[BEGIN Dataset content]
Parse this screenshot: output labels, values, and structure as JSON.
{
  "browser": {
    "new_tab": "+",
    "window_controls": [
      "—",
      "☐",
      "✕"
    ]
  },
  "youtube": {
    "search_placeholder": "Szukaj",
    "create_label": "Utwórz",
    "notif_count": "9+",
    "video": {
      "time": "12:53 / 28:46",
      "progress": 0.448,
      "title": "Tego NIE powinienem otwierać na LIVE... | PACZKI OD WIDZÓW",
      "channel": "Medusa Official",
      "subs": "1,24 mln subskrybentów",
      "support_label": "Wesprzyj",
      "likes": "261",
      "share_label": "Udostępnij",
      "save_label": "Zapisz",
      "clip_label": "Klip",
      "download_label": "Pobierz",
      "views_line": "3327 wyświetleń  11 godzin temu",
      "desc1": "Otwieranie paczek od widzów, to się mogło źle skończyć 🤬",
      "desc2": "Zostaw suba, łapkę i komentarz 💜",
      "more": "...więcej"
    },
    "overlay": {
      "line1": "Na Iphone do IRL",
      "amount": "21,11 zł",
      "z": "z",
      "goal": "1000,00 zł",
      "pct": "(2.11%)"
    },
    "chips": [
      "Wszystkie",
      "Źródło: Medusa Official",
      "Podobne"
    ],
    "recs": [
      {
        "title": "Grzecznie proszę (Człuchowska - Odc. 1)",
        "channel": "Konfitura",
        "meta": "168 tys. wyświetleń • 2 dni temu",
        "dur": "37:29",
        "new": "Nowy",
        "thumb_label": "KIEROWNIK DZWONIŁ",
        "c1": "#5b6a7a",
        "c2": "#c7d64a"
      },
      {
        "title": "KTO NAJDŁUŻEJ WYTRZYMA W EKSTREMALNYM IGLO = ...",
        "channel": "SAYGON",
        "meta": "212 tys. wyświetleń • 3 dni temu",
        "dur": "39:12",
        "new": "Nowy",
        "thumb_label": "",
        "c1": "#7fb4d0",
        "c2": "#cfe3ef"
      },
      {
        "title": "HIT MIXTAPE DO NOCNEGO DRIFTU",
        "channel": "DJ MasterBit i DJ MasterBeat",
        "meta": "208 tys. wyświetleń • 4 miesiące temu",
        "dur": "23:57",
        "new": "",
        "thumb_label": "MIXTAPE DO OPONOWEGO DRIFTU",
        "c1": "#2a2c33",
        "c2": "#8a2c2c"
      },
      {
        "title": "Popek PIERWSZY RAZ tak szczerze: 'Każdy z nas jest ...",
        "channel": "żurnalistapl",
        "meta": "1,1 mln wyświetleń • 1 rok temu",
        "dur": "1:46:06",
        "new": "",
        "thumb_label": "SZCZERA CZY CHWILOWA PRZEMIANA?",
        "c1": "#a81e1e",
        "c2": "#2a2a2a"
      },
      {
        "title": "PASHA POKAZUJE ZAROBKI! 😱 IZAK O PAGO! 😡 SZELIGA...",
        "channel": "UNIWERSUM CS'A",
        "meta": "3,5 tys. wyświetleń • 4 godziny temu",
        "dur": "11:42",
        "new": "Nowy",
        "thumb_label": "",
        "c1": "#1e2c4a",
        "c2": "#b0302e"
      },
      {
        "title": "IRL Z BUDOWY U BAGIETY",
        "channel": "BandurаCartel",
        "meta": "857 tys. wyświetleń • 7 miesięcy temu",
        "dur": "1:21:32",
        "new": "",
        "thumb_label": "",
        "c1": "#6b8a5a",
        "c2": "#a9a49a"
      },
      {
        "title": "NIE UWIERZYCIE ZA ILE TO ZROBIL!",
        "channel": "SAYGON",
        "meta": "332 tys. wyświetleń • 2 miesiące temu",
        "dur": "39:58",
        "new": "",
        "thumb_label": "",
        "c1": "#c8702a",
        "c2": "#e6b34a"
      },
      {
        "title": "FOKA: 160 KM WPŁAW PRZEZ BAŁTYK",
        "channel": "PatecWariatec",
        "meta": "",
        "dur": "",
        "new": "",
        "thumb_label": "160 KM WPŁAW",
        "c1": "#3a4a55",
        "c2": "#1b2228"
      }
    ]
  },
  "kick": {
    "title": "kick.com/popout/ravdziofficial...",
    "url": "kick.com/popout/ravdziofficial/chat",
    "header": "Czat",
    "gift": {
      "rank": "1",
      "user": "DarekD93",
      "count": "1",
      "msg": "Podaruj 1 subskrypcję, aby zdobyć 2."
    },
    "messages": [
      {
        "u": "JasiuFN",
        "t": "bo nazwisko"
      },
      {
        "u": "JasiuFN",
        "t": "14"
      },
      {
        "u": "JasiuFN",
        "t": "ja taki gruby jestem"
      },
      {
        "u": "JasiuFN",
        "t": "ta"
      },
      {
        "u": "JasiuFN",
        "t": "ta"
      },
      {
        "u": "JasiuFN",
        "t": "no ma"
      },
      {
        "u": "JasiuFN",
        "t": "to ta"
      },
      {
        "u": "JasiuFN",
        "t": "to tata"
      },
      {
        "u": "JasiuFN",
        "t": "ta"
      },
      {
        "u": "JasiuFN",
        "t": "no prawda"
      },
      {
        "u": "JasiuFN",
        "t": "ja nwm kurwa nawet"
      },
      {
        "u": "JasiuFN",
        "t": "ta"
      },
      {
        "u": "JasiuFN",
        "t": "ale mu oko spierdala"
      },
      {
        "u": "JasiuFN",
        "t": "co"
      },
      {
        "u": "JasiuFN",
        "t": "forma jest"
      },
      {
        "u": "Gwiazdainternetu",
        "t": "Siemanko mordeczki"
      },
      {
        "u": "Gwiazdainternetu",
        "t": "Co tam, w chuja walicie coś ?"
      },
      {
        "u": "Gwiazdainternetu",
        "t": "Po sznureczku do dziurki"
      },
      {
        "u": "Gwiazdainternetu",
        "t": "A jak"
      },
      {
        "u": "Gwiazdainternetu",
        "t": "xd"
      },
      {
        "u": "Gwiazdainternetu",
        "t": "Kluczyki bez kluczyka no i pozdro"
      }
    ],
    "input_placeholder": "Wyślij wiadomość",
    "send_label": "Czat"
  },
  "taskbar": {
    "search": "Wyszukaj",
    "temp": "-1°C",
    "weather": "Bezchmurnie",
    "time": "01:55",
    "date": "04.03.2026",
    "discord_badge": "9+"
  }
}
[END Dataset content]
Copy the material above back out, exactly as written.

Result of the task:
Parse this screenshot: output labels, values, and structure as JSON.
{
  "browser": {
    "new_tab": "+",
    "window_controls": [
      "—",
      "☐",
      "✕"
    ]
  },
  "youtube": {
    "search_placeholder": "Szukaj",
    "create_label": "Utwórz",
    "notif_count": "9+",
    "video": {
      "time": "12:53 / 28:46",
      "progress": 0.448,
      "title": "Tego NIE powinienem otwierać na LIVE... | PACZKI OD WIDZÓW",
      "channel": "Medusa Official",
      "subs": "1,24 mln subskrybentów",
      "support_label": "Wesprzyj",
      "likes": "261",
      "share_label": "Udostępnij",
      "save_label": "Zapisz",
      "clip_label": "Klip",
      "download_label": "Pobierz",
      "views_line": "3327 wyświetleń  11 godzin temu",
      "desc1": "Otwieranie paczek od widzów, to się mogło źle skończyć 🤬",
      "desc2": "Zostaw suba, łapkę i komentarz 💜",
      "more": "...więcej"
    },
    "overlay": {
      "line1": "Na Iphone do IRL",
      "amount": "21,11 zł",
      "z": "z",
      "goal": "1000,00 zł",
      "pct": "(2.11%)"
    },
    "chips": [
      "Wszystkie",
      "Źródło: Medusa Official",
      "Podobne"
    ],
    "recs": [
      {
        "title": "Grzecznie proszę (Człuchowska - Odc. 1)",
        "channel": "Konfitura",
        "meta": "168 tys. wyświetleń • 2 dni temu",
        "dur": "37:29",
        "new": "Nowy",
        "thumb_label": "KIEROWNIK DZWONIŁ",
        "c1": "#5b6a7a",
        "c2": "#c7d64a"
      },
      {
        "title": "KTO NAJDŁUŻEJ WYTRZYMA W EKSTREMALNYM IGLO = ...",
        "channel": "SAYGON",
        "meta": "212 tys. wyświetleń • 3 dni temu",
        "dur": "39:12",
        "new": "Nowy",
        "thumb_label": "",
        "c1": "#7fb4d0",
        "c2": "#cfe3ef"
      },
      {
        "title": "HIT MIXTAPE DO NOCNEGO DRIFTU",
        "channel": "DJ MasterBit i DJ MasterBeat",
        "meta": "208 tys. wyświetleń • 4 miesiące temu",
        "dur": "23:57",
        "new": "",
        "thumb_label": "MIXTAPE DO OPONOWEGO DRIFTU",
        "c1": "#2a2c33",
        "c2": "#8a2c2c"
      },
      {
        "title": "Popek PIERWSZY RAZ tak szczerze: 'Każdy z nas jest ...",
        "channel": "żurnalistapl",
        "meta": "1,1 mln wyświetleń • 1 rok temu",
        "dur": "1:46:06",
        "new": "",
        "thumb_label": "SZCZERA CZY CHWILOWA PRZEMIANA?",
        "c1": "#a81e1e",
        "c2": "#2a2a2a"
      },
      {
        "title": "PASHA POKAZUJE ZAROBKI! 😱 IZAK O PAGO! 😡 SZELIGA...",
        "channel": "UNIWERSUM CS'A",
        "meta": "3,5 tys. wyświetleń • 4 godziny temu",
        "dur": "11:42",
        "new": "Nowy",
        "thumb_label": "",
        "c1": "#1e2c4a",
        "c2": "#b0302e"
      },
      {
        "title": "IRL Z BUDOWY U BAGIETY",
        "channel": "BandurаCartel",
        "meta": "857 tys. wyświetleń • 7 miesięcy temu",
        "dur": "1:21:32",
        "new": "",
        "thumb_label": "",
        "c1": "#6b8a5a",
        "c2": "#a9a49a"
      },
      {
        "title": "NIE UWIERZYCIE ZA ILE TO ZROBIL!",
        "channel": "SAYGON",
        "meta": "332 tys. wyświetleń • 2 miesiące temu",
        "dur": "39:58",
        "new": "",
        "thumb_label": "",
        "c1": "#c8702a",
        "c2": "#e6b34a"
      },
      {
        "title": "FOKA: 160 KM WPŁAW PRZEZ BAŁTYK",
        "channel": "PatecWariatec",
        "meta": "",
        "dur": "",
        "new": "",
        "thumb_label": "160 KM WPŁAW",
        "c1": "#3a4a55",
        "c2": "#1b2228"
      }
    ]
  },
  "kick": {
    "title": "kick.com/popout/ravdziofficial...",
    "url": "kick.com/popout/ravdziofficial/chat",
    "header": "Czat",
    "gift": {
      "rank": "1",
      "user": "DarekD93",
      "count": "1",
      "msg": "Podaruj 1 subskrypcję, aby zdobyć 2."
    },
    "messages": [
      {
        "u": "JasiuFN",
        "t": "bo nazwisko"
      },
      {
        "u": "JasiuFN",
        "t": "14"
      },
      {
        "u": "JasiuFN",
        "t": "ja taki gruby jestem"
      },
      {
        "u": "JasiuFN",
        "t": "ta"
      },
      {
        "u": "JasiuFN",
        "t": "ta"
      },
      {
        "u": "JasiuFN",
        "t": "no ma"
      },
      {
        "u": "JasiuFN",
        "t": "to ta"
      },
      {
        "u": "JasiuFN",
        "t": "to tata"
      },
      {
        "u": "JasiuFN",
        "t": "ta"
      },
      {
        "u": "JasiuFN",
        "t": "no prawda"
      },
      {
        "u": "JasiuFN",
        "t": "ja nwm kurwa nawet"
      },
      {
        "u": "JasiuFN",
        "t": "ta"
      },
      {
        "u": "JasiuFN",
        "t": "ale mu oko spierdala"
      },
      {
        "u": "JasiuFN",
        "t": "co"
      },
      {
        "u": "JasiuFN",
        "t": "forma jest"
      },
      {
        "u": "Gwiazdainternetu",
        "t": "Siemanko mordeczki"
      },
      {
        "u": "Gwiazdainternetu",
        "t": "Co tam, w chuja walicie coś ?"
      },
      {
        "u": "Gwiazdainternetu",
        "t": "Po sznureczku do dziurki"
      },
      {
        "u": "Gwiazdainternetu",
        "t": "A jak"
      },
      {
        "u": "Gwiazdainternetu",
        "t": "xd"
      },
      {
        "u": "Gwiazdainternetu",
        "t": "Kluczyki bez kluczyka no i pozdro"
      }
    ],
    "input_placeholder": "Wyślij wiadomość",
    "send_label": "Czat"
  },
  "taskbar": {
    "search": "Wyszukaj",
    "temp": "-1°C",
    "weather": "Bezchmurnie",
    "time": "01:55",
    "date": "04.03.2026",
    "discord_badge": "9+"
  }
}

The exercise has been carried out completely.